■ TASK BRIEF
Transcribe the material in full, exactly as written.

■ INPUT FOR THIS TASK

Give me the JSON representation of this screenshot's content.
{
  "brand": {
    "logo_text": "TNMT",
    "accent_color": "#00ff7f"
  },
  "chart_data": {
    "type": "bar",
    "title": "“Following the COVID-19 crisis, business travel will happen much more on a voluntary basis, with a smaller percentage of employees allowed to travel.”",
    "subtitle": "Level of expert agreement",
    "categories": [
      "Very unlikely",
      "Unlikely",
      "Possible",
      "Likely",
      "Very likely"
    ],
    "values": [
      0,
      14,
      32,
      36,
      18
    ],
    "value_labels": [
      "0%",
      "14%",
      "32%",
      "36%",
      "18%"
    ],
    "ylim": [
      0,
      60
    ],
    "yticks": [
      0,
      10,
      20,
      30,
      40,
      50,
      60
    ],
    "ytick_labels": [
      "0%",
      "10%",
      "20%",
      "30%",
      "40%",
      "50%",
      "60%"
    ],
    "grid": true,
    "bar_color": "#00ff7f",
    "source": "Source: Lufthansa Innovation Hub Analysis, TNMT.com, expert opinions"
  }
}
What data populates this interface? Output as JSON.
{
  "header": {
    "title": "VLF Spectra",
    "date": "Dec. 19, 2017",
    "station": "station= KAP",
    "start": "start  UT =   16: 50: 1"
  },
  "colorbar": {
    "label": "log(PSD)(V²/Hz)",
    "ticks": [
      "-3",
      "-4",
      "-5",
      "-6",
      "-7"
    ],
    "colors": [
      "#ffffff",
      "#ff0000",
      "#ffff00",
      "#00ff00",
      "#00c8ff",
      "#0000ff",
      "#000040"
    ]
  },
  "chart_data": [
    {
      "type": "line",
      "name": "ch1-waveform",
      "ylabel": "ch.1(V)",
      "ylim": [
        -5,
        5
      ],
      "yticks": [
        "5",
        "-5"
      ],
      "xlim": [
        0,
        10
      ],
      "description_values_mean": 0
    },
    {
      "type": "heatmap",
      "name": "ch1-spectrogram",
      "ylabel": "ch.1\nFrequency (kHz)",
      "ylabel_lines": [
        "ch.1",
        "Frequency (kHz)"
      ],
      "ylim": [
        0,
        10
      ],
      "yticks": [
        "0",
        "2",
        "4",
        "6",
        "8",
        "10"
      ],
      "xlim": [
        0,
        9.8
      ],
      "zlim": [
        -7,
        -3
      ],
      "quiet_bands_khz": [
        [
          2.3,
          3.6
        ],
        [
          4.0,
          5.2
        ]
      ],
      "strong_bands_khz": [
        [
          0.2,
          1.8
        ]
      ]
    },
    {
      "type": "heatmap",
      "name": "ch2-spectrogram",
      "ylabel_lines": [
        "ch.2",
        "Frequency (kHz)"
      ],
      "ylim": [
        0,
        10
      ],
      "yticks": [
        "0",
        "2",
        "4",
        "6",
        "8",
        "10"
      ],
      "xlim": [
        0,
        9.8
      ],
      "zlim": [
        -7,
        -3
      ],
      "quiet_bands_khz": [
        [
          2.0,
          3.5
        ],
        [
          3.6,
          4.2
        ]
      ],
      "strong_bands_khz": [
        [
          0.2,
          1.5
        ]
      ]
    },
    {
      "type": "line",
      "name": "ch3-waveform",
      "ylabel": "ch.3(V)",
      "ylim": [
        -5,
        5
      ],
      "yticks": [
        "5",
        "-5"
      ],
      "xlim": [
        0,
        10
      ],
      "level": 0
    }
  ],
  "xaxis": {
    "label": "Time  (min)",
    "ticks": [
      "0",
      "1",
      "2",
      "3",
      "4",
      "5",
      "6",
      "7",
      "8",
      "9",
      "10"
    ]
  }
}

■ RESPONSE TO THE TASK
Give me the JSON representation of this screenshot's content.
{
  "brand": {
    "logo_text": "TNMT",
    "accent_color": "#00ff7f"
  },
  "chart_data": {
    "type": "bar",
    "title": "“Following the COVID-19 crisis, business travel will happen much more on a voluntary basis, with a smaller percentage of employees allowed to travel.”",
    "subtitle": "Level of expert agreement",
    "categories": [
      "Very unlikely",
      "Unlikely",
      "Possible",
      "Likely",
      "Very likely"
    ],
    "values": [
      0,
      14,
      32,
      36,
      18
    ],
    "value_labels": [
      "0%",
      "14%",
      "32%",
      "36%",
      "18%"
    ],
    "ylim": [
      0,
      60
    ],
    "yticks": [
      0,
      10,
      20,
      30,
      40,
      50,
      60
    ],
    "ytick_labels": [
      "0%",
      "10%",
      "20%",
      "30%",
      "40%",
      "50%",
      "60%"
    ],
    "grid": true,
    "bar_color": "#00ff7f",
    "source": "Source: Lufthansa Innovation Hub Analysis, TNMT.com, expert opinions"
  }
}
What data populates this interface? Output as JSON.
{
  "header": {
    "title": "VLF Spectra",
    "date": "Dec. 19, 2017",
    "station": "station= KAP",
    "start": "start  UT =   16: 50: 1"
  },
  "colorbar": {
    "label": "log(PSD)(V²/Hz)",
    "ticks": [
      "-3",
      "-4",
      "-5",
      "-6",
      "-7"
    ],
    "colors": [
      "#ffffff",
      "#ff0000",
      "#ffff00",
      "#00ff00",
      "#00c8ff",
      "#0000ff",
      "#000040"
    ]
  },
  "chart_data": [
    {
      "type": "line",
      "name": "ch1-waveform",
      "ylabel": "ch.1(V)",
      "ylim": [
        -5,
        5
      ],
      "yticks": [
        "5",
        "-5"
      ],
      "xlim": [
        0,
        10
      ],
      "description_values_mean": 0
    },
    {
      "type": "heatmap",
      "name": "ch1-spectrogram",
      "ylabel": "ch.1\nFrequency (kHz)",
      "ylabel_lines": [
        "ch.1",
        "Frequency (kHz)"
      ],
      "ylim": [
        0,
        10
      ],
      "yticks": [
        "0",
        "2",
        "4",
        "6",
        "8",
        "10"
      ],
      "xlim": [
        0,
        9.8
      ],
      "zlim": [
        -7,
        -3
      ],
      "quiet_bands_khz": [
        [
          2.3,
          3.6
        ],
        [
          4.0,
          5.2
        ]
      ],
      "strong_bands_khz": [
        [
          0.2,
          1.8
        ]
      ]
    },
    {
      "type": "heatmap",
      "name": "ch2-spectrogram",
      "ylabel_lines": [
        "ch.2",
        "Frequency (kHz)"
      ],
      "ylim": [
        0,
        10
      ],
      "yticks": [
        "0",
        "2",
        "4",
        "6",
        "8",
        "10"
      ],
      "xlim": [
        0,
        9.8
      ],
      "zlim": [
        -7,
        -3
      ],
      "quiet_bands_khz": [
        [
          2.0,
          3.5
        ],
        [
          3.6,
          4.2
        ]
      ],
      "strong_bands_khz": [
        [
          0.2,
          1.5
        ]
      ]
    },
    {
      "type": "line",
      "name": "ch3-waveform",
      "ylabel": "ch.3(V)",
      "ylim": [
        -5,
        5
      ],
      "yticks": [
        "5",
        "-5"
      ],
      "xlim": [
        0,
        10
      ],
      "level": 0
    }
  ],
  "xaxis": {
    "label": "Time  (min)",
    "ticks": [
      "0",
      "1",
      "2",
      "3",
      "4",
      "5",
      "6",
      "7",
      "8",
      "9",
      "10"
    ]
  }
}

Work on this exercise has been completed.